> **GIVEN PROBLEM**:
The entries below should be given again exactly, minus their pictures.

[Records from a data source]
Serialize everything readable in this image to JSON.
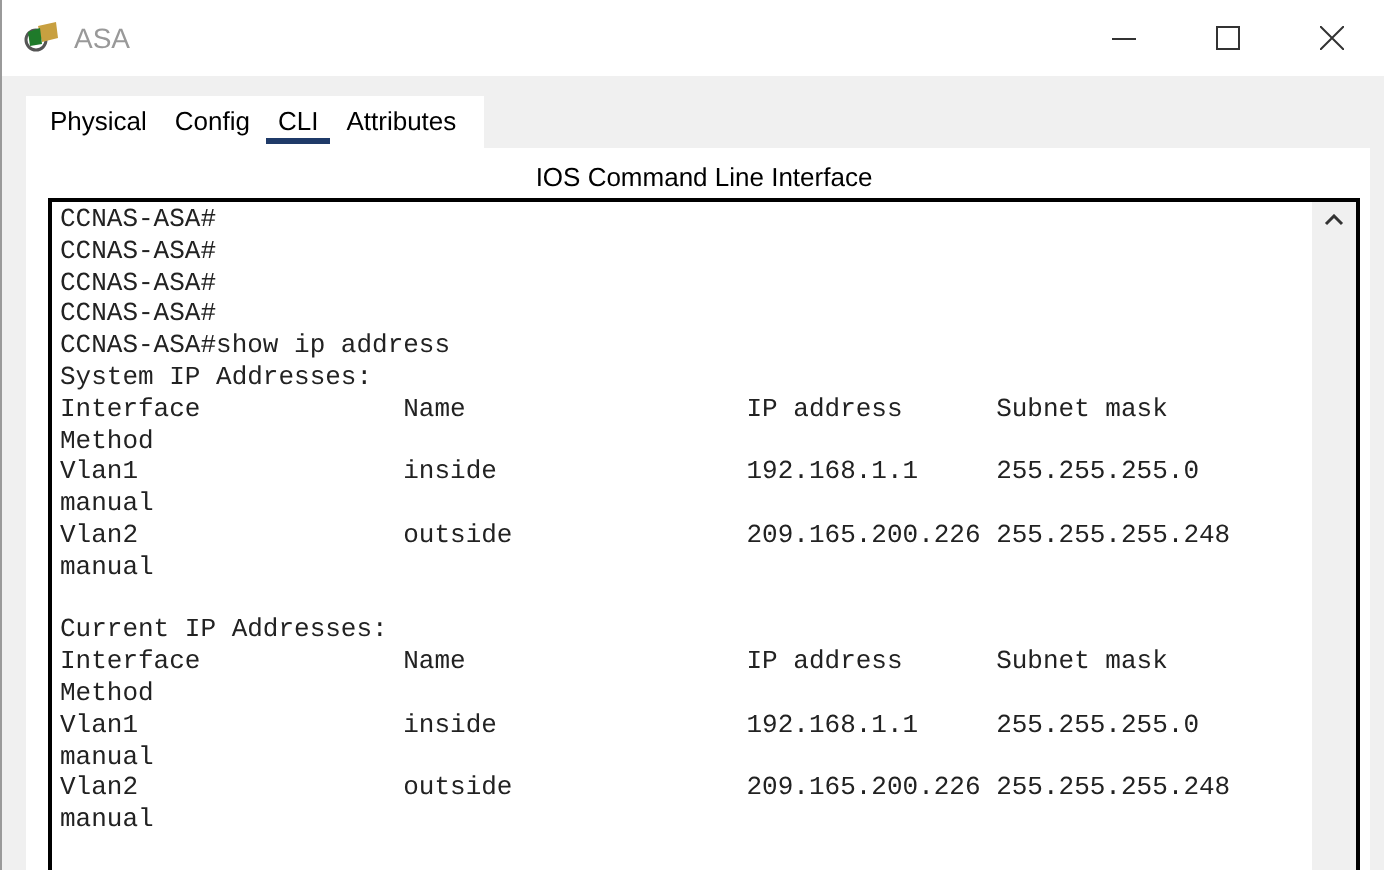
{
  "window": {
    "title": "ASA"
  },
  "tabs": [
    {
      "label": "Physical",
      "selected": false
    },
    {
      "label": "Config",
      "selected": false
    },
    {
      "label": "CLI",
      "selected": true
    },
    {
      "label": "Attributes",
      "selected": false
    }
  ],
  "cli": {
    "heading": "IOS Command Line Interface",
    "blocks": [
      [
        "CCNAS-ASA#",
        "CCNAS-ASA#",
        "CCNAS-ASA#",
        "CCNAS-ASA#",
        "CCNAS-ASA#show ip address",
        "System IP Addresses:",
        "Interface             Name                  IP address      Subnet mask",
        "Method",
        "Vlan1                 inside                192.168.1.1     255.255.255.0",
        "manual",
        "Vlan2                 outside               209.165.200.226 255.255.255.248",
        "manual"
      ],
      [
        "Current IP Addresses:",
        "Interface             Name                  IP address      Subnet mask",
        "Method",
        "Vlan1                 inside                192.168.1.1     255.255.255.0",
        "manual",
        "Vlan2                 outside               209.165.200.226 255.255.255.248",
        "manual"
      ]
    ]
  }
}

> **RESULT**:
Serialize everything readable in this image to JSON.
{
  "window": {
    "title": "ASA"
  },
  "tabs": [
    {
      "label": "Physical",
      "selected": false
    },
    {
      "label": "Config",
      "selected": false
    },
    {
      "label": "CLI",
      "selected": true
    },
    {
      "label": "Attributes",
      "selected": false
    }
  ],
  "cli": {
    "heading": "IOS Command Line Interface",
    "blocks": [
      [
        "CCNAS-ASA#",
        "CCNAS-ASA#",
        "CCNAS-ASA#",
        "CCNAS-ASA#",
        "CCNAS-ASA#show ip address",
        "System IP Addresses:",
        "Interface             Name                  IP address      Subnet mask",
        "Method",
        "Vlan1                 inside                192.168.1.1     255.255.255.0",
        "manual",
        "Vlan2                 outside               209.165.200.226 255.255.255.248",
        "manual"
      ],
      [
        "Current IP Addresses:",
        "Interface             Name                  IP address      Subnet mask",
        "Method",
        "Vlan1                 inside                192.168.1.1     255.255.255.0",
        "manual",
        "Vlan2                 outside               209.165.200.226 255.255.255.248",
        "manual"
      ]
    ]
  }
}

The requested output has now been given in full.